[Labeled region entries]

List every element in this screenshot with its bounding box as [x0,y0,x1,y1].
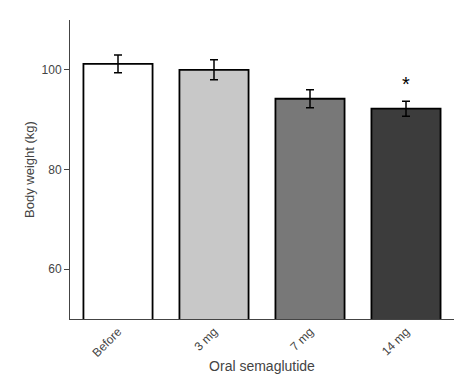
svg-text:Body weight (kg): Body weight (kg) [22,121,37,218]
svg-text:14 mg: 14 mg [379,325,412,358]
svg-text:100: 100 [42,63,62,77]
svg-text:3 mg: 3 mg [192,325,221,354]
svg-text:*: * [402,73,410,95]
svg-text:Oral semaglutide: Oral semaglutide [209,358,315,374]
svg-text:60: 60 [48,262,62,276]
svg-text:7 mg: 7 mg [288,325,317,354]
svg-text:Before: Before [89,325,124,360]
svg-text:80: 80 [48,163,62,177]
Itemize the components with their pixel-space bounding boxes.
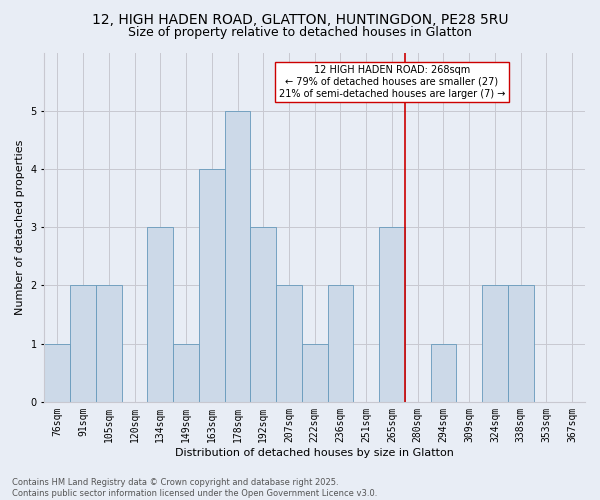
Bar <box>250 227 276 402</box>
Text: 12 HIGH HADEN ROAD: 268sqm
← 79% of detached houses are smaller (27)
21% of semi: 12 HIGH HADEN ROAD: 268sqm ← 79% of deta… <box>279 66 505 98</box>
Bar <box>379 227 405 402</box>
Bar <box>431 344 456 402</box>
X-axis label: Distribution of detached houses by size in Glatton: Distribution of detached houses by size … <box>175 448 454 458</box>
Bar <box>508 286 533 402</box>
Bar <box>224 110 250 402</box>
Bar <box>328 286 353 402</box>
Bar <box>44 344 70 402</box>
Y-axis label: Number of detached properties: Number of detached properties <box>15 140 25 315</box>
Bar <box>199 169 224 402</box>
Bar <box>173 344 199 402</box>
Bar <box>96 286 122 402</box>
Bar <box>148 227 173 402</box>
Text: Contains HM Land Registry data © Crown copyright and database right 2025.
Contai: Contains HM Land Registry data © Crown c… <box>12 478 377 498</box>
Bar <box>276 286 302 402</box>
Bar <box>482 286 508 402</box>
Bar <box>302 344 328 402</box>
Text: Size of property relative to detached houses in Glatton: Size of property relative to detached ho… <box>128 26 472 39</box>
Bar <box>70 286 96 402</box>
Text: 12, HIGH HADEN ROAD, GLATTON, HUNTINGDON, PE28 5RU: 12, HIGH HADEN ROAD, GLATTON, HUNTINGDON… <box>92 12 508 26</box>
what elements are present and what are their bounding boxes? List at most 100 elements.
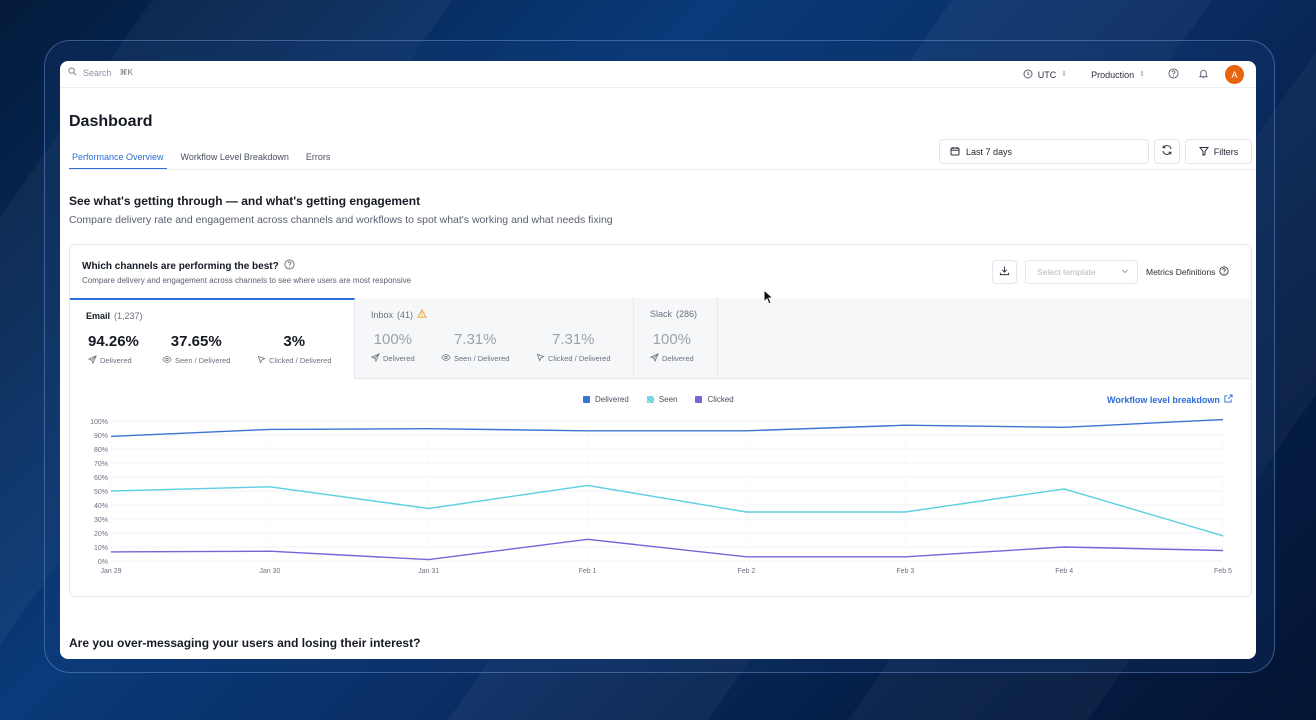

> To be done
Write out the labeled region entries above line for line, with no changes, and leave the pictures out.

> Solution to this problem
List every element in this screenshot with its bounding box as [x0,y0,x1,y1].
svg-text:Body weight (kg): Body weight (kg) [22,121,37,218]
svg-text:14 mg: 14 mg [379,325,412,358]
svg-text:100: 100 [42,63,62,77]
svg-text:3 mg: 3 mg [192,325,221,354]
svg-text:*: * [402,73,410,95]
svg-text:Oral semaglutide: Oral semaglutide [209,358,315,374]
svg-text:60: 60 [48,262,62,276]
svg-text:7 mg: 7 mg [288,325,317,354]
svg-text:Before: Before [89,325,124,360]
svg-text:80: 80 [48,163,62,177]
Itemize the components with their pixel-space bounding boxes.
Bar <box>250 227 276 402</box>
Text: 12 HIGH HADEN ROAD: 268sqm
← 79% of detached houses are smaller (27)
21% of semi: 12 HIGH HADEN ROAD: 268sqm ← 79% of deta… <box>279 66 505 98</box>
Bar <box>379 227 405 402</box>
Bar <box>431 344 456 402</box>
X-axis label: Distribution of detached houses by size in Glatton: Distribution of detached houses by size … <box>175 448 454 458</box>
Bar <box>508 286 533 402</box>
Bar <box>224 110 250 402</box>
Bar <box>328 286 353 402</box>
Bar <box>44 344 70 402</box>
Y-axis label: Number of detached properties: Number of detached properties <box>15 140 25 315</box>
Bar <box>199 169 224 402</box>
Bar <box>173 344 199 402</box>
Bar <box>96 286 122 402</box>
Bar <box>148 227 173 402</box>
Text: Contains HM Land Registry data © Crown copyright and database right 2025.
Contai: Contains HM Land Registry data © Crown c… <box>12 478 377 498</box>
Bar <box>276 286 302 402</box>
Bar <box>482 286 508 402</box>
Bar <box>302 344 328 402</box>
Text: Size of property relative to detached houses in Glatton: Size of property relative to detached ho… <box>128 26 472 39</box>
Bar <box>70 286 96 402</box>
Text: 12, HIGH HADEN ROAD, GLATTON, HUNTINGDON, PE28 5RU: 12, HIGH HADEN ROAD, GLATTON, HUNTINGDON… <box>92 12 508 26</box>
what elements are present and what are their bounding boxes? List at most 100 elements.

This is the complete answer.